● Your task
Leave out the pictures and restate the rest of the data exactly.

Begin

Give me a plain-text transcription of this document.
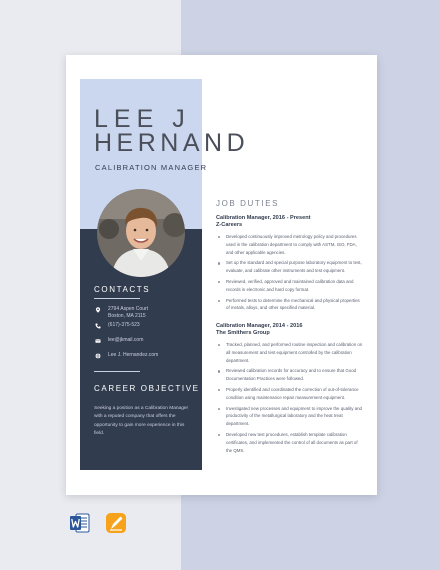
LEE J
HERNAND
CALIBRATION MANAGER
CONTACTS
2794 Aspen Court
Boston, MA 2115
(617)-375-523
lee@jkmail.com
Lee J. Hernandez.com
CAREER OBJECTIVE
Seeking a position as a Calibration Manager with a reputed company that offers the opportunity to gain more experience in this field.
JOB DUTIES
Calibration Manager, 2016 - Present
Z-Careers
Developed continuously improved metrology policy and procedures used in the calibration department to comply with ASTM, ISO, FDA, and other applicable agencies.
Set up the standard and special purpose laboratory equipment to test, evaluate, and calibrate other instruments and test equipment.
Reviewed, verified, approved and maintained calibration data and records in electronic and hard copy format.
Performed tests to determine the mechanical and physical properties of metals, alloys, and other specified material.
Calibration Manager, 2014 - 2016
The Smithers Group
Tracked, planned, and performed routine inspection and calibration on all measurement and test equipment controlled by the calibration department.
Reviewed calibration records for accuracy and to ensure that Good Documentation Practices were followed.
Properly identified and coordinated the correction of out-of-tolerance condition using maintenance repair measurement equipment.
Investigated new processes and equipment to improve the quality and productivity of the metallurgical laboratory and the heat treat department.
Developed new test procedures, establish template calibration certificates, and implemented the control of all documents as part of the QMS.
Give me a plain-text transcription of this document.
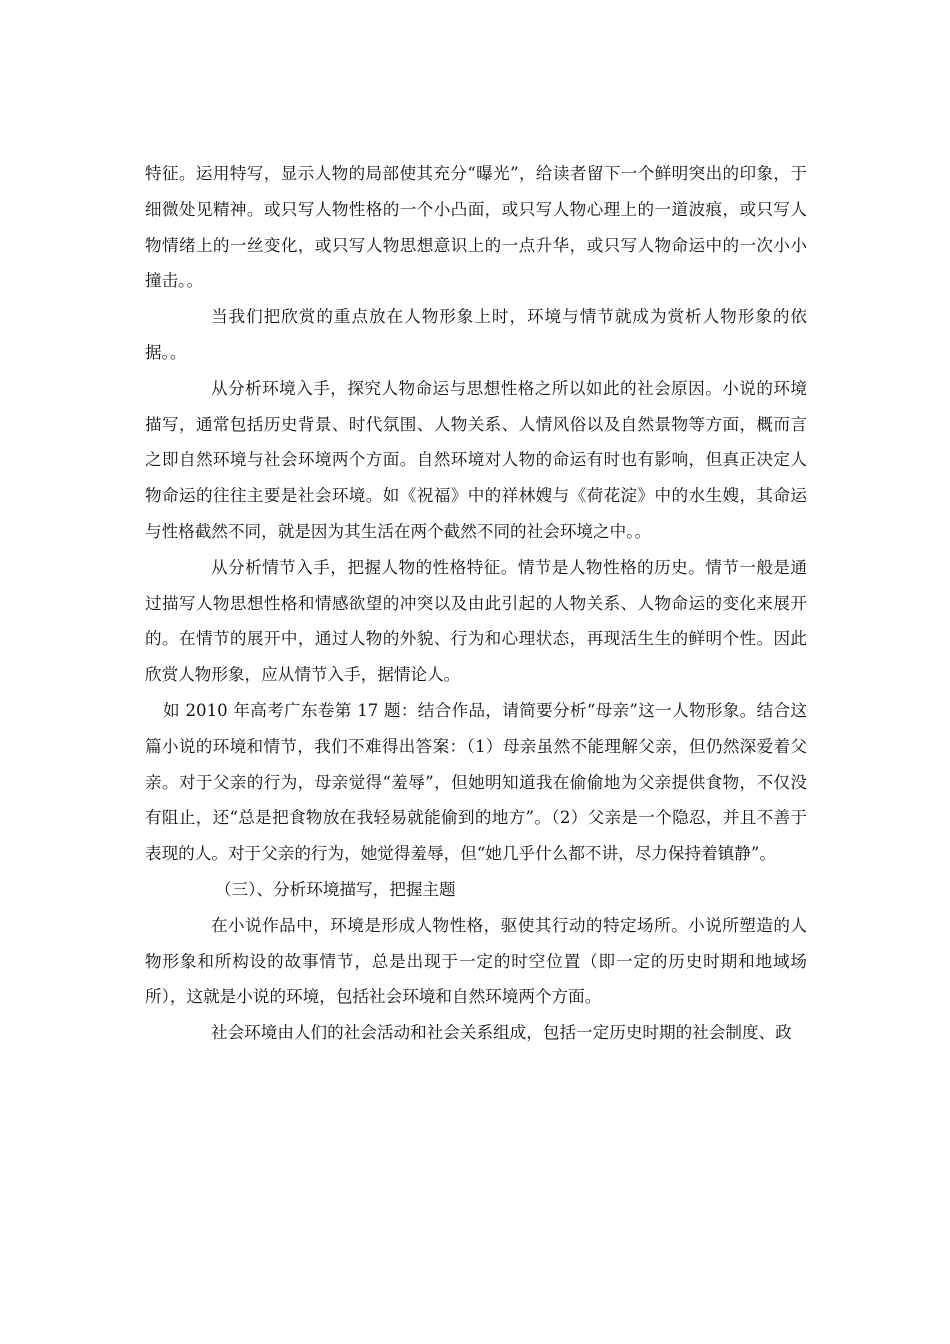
特征。运用特写，显示人物的局部使其充分“曝光”，给读者留下一个鲜明突出的印象，于细微处见精神。或只写人物性格的一个小凸面，或只写人物心理上的一道波痕，或只写人物情绪上的一丝变化，或只写人物思想意识上的一点升华，或只写人物命运中的一次小小撞击。。

当我们把欣赏的重点放在人物形象上时，环境与情节就成为赏析人物形象的依据。。

从分析环境入手，探究人物命运与思想性格之所以如此的社会原因。小说的环境描写，通常包括历史背景、时代氛围、人物关系、人情风俗以及自然景物等方面，概而言之即自然环境与社会环境两个方面。自然环境对人物的命运有时也有影响，但真正决定人物命运的往往主要是社会环境。如《祝福》中的祥林嫂与《荷花淀》中的水生嫂，其命运与性格截然不同，就是因为其生活在两个截然不同的社会环境之中。。

从分析情节入手，把握人物的性格特征。情节是人物性格的历史。情节一般是通过描写人物思想性格和情感欲望的冲突以及由此引起的人物关系、人物命运的变化来展开的。在情节的展开中，通过人物的外貌、行为和心理状态，再现活生生的鲜明个性。因此欣赏人物形象，应从情节入手，据情论人。

如 2010 年高考广东卷第 17 题：结合作品，请简要分析“母亲”这一人物形象。结合这篇小说的环境和情节，我们不难得出答案：（1）母亲虽然不能理解父亲，但仍然深爱着父亲。对于父亲的行为，母亲觉得“羞辱”，但她明知道我在偷偷地为父亲提供食物，不仅没有阻止，还“总是把食物放在我轻易就能偷到的地方”。（2）父亲是一个隐忍，并且不善于表现的人。对于父亲的行为，她觉得羞辱，但“她几乎什么都不讲，尽力保持着镇静”。

（三）、分析环境描写，把握主题

在小说作品中，环境是形成人物性格，驱使其行动的特定场所。小说所塑造的人物形象和所构设的故事情节，总是出现于一定的时空位置（即一定的历史时期和地域场所），这就是小说的环境，包括社会环境和自然环境两个方面。

社会环境由人们的社会活动和社会关系组成，包括一定历史时期的社会制度、政
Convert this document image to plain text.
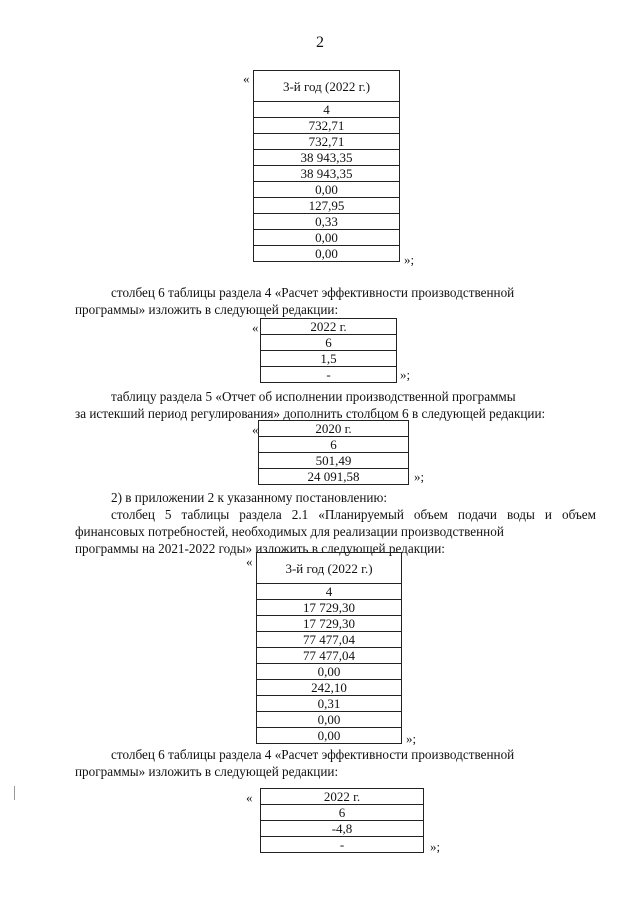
2
«	3-й год (2022 г.)
4
732,71
732,71
38 943,35
38 943,35
0,00
127,95
0,33
0,00
0,00	»;
столбец 6 таблицы раздела 4 «Расчет эффективности производственной
программы» изложить в следующей редакции:
«	2022 г.
6
1,5
-	»;
таблицу раздела 5 «Отчет об исполнении производственной программы
за истекший период регулирования» дополнить столбцом 6 в следующей редакции:
«	2020 г.
6
501,49
24 091,58	»;
2) в приложении 2 к указанному постановлению:
столбец 5 таблицы раздела 2.1 «Планируемый объем подачи воды и объем финансовых потребностей, необходимых для реализации производственной
программы на 2021-2022 годы» изложить в следующей редакции:
«	3-й год (2022 г.)
4
17 729,30
17 729,30
77 477,04
77 477,04
0,00
242,10
0,31
0,00
0,00	»;
столбец 6 таблицы раздела 4 «Расчет эффективности производственной
программы» изложить в следующей редакции:
«	2022 г.
6
-4,8
-	»;
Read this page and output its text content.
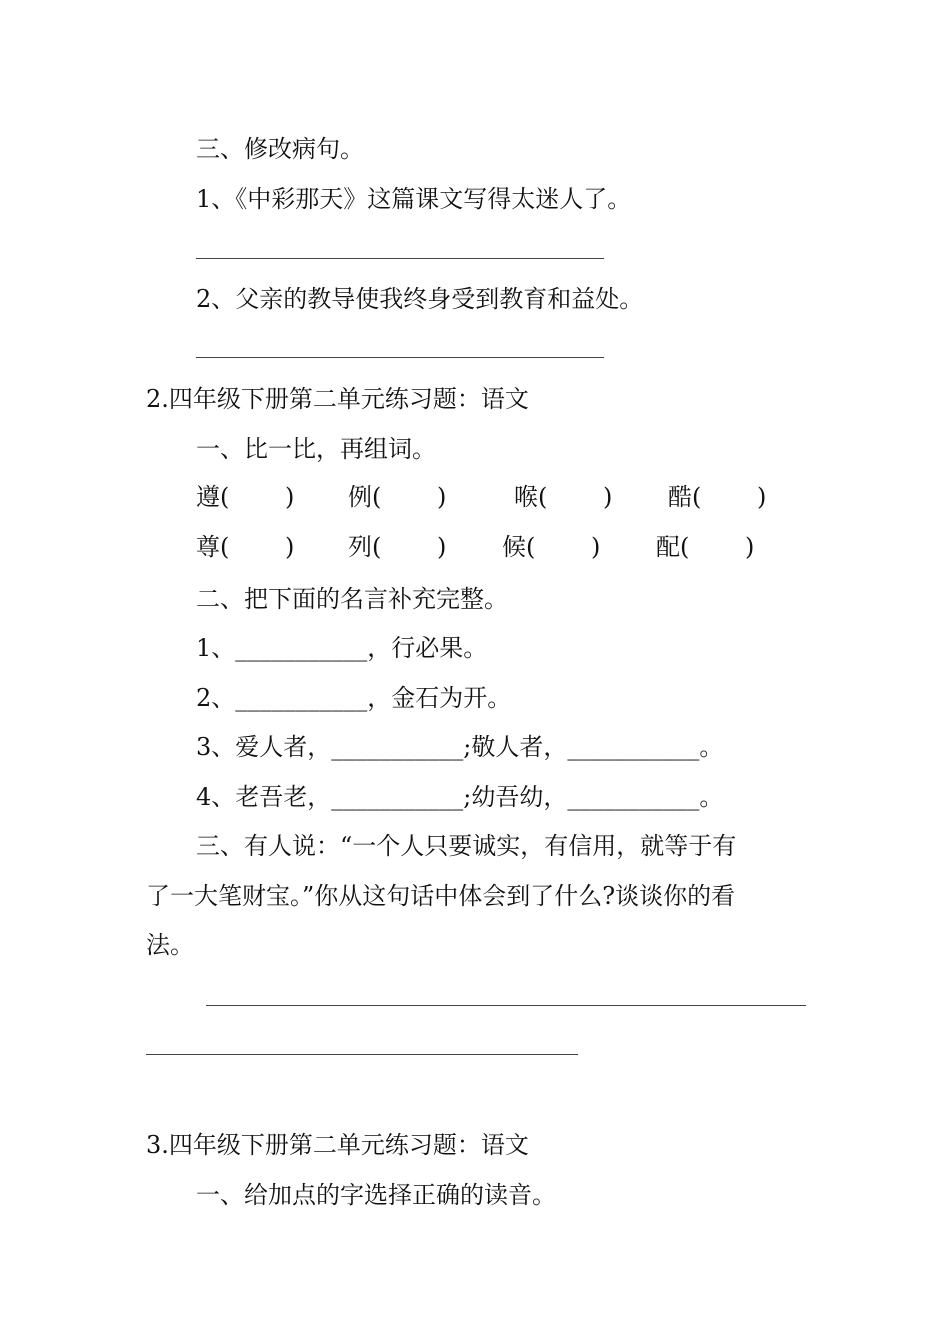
三、修改病句。
1、《中彩那天》这篇课文写得太迷人了。
2、父亲的教导使我终身受到教育和益处。
2.四年级下册第二单元练习题：语文
一、比一比，再组词。
遵(　　 ) 例(　　 )	喉(　　 ) 酷(　　 )
尊(　　 ) 列(　　 ) 候(　　 ) 配(　　 )
二、把下面的名言补充完整。
1、___________，行必果。
2、___________，金石为开。
3、爱人者，___________;敬人者，___________。
4、老吾老，___________;幼吾幼，___________。
三、有人说：“一个人只要诚实，有信用，就等于有
了一大笔财宝。”你从这句话中体会到了什么?谈谈你的看
法。
3.四年级下册第二单元练习题：语文
一、给加点的字选择正确的读音。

End

● Completed exercise
Give me a plain-text transcription of this document.
LEE J
HERNAND
CALIBRATION MANAGER
CONTACTS
2794 Aspen Court
Boston, MA 2115
(617)-375-523
lee@jkmail.com
Lee J. Hernandez.com
CAREER OBJECTIVE
Seeking a position as a Calibration Manager with a reputed company that offers the opportunity to gain more experience in this field.
JOB DUTIES
Calibration Manager, 2016 - Present
Z-Careers
Developed continuously improved metrology policy and procedures used in the calibration department to comply with ASTM, ISO, FDA, and other applicable agencies.
Set up the standard and special purpose laboratory equipment to test, evaluate, and calibrate other instruments and test equipment.
Reviewed, verified, approved and maintained calibration data and records in electronic and hard copy format.
Performed tests to determine the mechanical and physical properties of metals, alloys, and other specified material.
Calibration Manager, 2014 - 2016
The Smithers Group
Tracked, planned, and performed routine inspection and calibration on all measurement and test equipment controlled by the calibration department.
Reviewed calibration records for accuracy and to ensure that Good Documentation Practices were followed.
Properly identified and coordinated the correction of out-of-tolerance condition using maintenance repair measurement equipment.
Investigated new processes and equipment to improve the quality and productivity of the metallurgical laboratory and the heat treat department.
Developed new test procedures, establish template calibration certificates, and implemented the control of all documents as part of the QMS.
Give me a plain-text transcription of this document.
特征。运用特写，显示人物的局部使其充分“曝光”，给读者留下一个鲜明突出的印象，于细微处见精神。或只写人物性格的一个小凸面，或只写人物心理上的一道波痕，或只写人物情绪上的一丝变化，或只写人物思想意识上的一点升华，或只写人物命运中的一次小小撞击。。

当我们把欣赏的重点放在人物形象上时，环境与情节就成为赏析人物形象的依据。。

从分析环境入手，探究人物命运与思想性格之所以如此的社会原因。小说的环境描写，通常包括历史背景、时代氛围、人物关系、人情风俗以及自然景物等方面，概而言之即自然环境与社会环境两个方面。自然环境对人物的命运有时也有影响，但真正决定人物命运的往往主要是社会环境。如《祝福》中的祥林嫂与《荷花淀》中的水生嫂，其命运与性格截然不同，就是因为其生活在两个截然不同的社会环境之中。。

从分析情节入手，把握人物的性格特征。情节是人物性格的历史。情节一般是通过描写人物思想性格和情感欲望的冲突以及由此引起的人物关系、人物命运的变化来展开的。在情节的展开中，通过人物的外貌、行为和心理状态，再现活生生的鲜明个性。因此欣赏人物形象，应从情节入手，据情论人。

如 2010 年高考广东卷第 17 题：结合作品，请简要分析“母亲”这一人物形象。结合这篇小说的环境和情节，我们不难得出答案：（1）母亲虽然不能理解父亲，但仍然深爱着父亲。对于父亲的行为，母亲觉得“羞辱”，但她明知道我在偷偷地为父亲提供食物，不仅没有阻止，还“总是把食物放在我轻易就能偷到的地方”。（2）父亲是一个隐忍，并且不善于表现的人。对于父亲的行为，她觉得羞辱，但“她几乎什么都不讲，尽力保持着镇静”。

（三）、分析环境描写，把握主题

在小说作品中，环境是形成人物性格，驱使其行动的特定场所。小说所塑造的人物形象和所构设的故事情节，总是出现于一定的时空位置（即一定的历史时期和地域场所），这就是小说的环境，包括社会环境和自然环境两个方面。

社会环境由人们的社会活动和社会关系组成，包括一定历史时期的社会制度、政
Convert this document image to plain text.
2
«	3-й год (2022 г.)
4
732,71
732,71
38 943,35
38 943,35
0,00
127,95
0,33
0,00
0,00	»;
столбец 6 таблицы раздела 4 «Расчет эффективности производственной
программы» изложить в следующей редакции:
«	2022 г.
6
1,5
-	»;
таблицу раздела 5 «Отчет об исполнении производственной программы
за истекший период регулирования» дополнить столбцом 6 в следующей редакции:
«	2020 г.
6
501,49
24 091,58	»;
2) в приложении 2 к указанному постановлению:
столбец 5 таблицы раздела 2.1 «Планируемый объем подачи воды и объем финансовых потребностей, необходимых для реализации производственной
программы на 2021-2022 годы» изложить в следующей редакции:
«	3-й год (2022 г.)
4
17 729,30
17 729,30
77 477,04
77 477,04
0,00
242,10
0,31
0,00
0,00	»;
столбец 6 таблицы раздела 4 «Расчет эффективности производственной
программы» изложить в следующей редакции:
«	2022 г.
6
-4,8
-	»;
Read this page and output its text content.
三、修改病句。
1、《中彩那天》这篇课文写得太迷人了。
2、父亲的教导使我终身受到教育和益处。
2.四年级下册第二单元练习题：语文
一、比一比，再组词。
遵(　　 ) 例(　　 )	喉(　　 ) 酷(　　 )
尊(　　 ) 列(　　 ) 候(　　 ) 配(　　 )
二、把下面的名言补充完整。
1、___________，行必果。
2、___________，金石为开。
3、爱人者，___________;敬人者，___________。
4、老吾老，___________;幼吾幼，___________。
三、有人说：“一个人只要诚实，有信用，就等于有
了一大笔财宝。”你从这句话中体会到了什么?谈谈你的看
法。
3.四年级下册第二单元练习题：语文
一、给加点的字选择正确的读音。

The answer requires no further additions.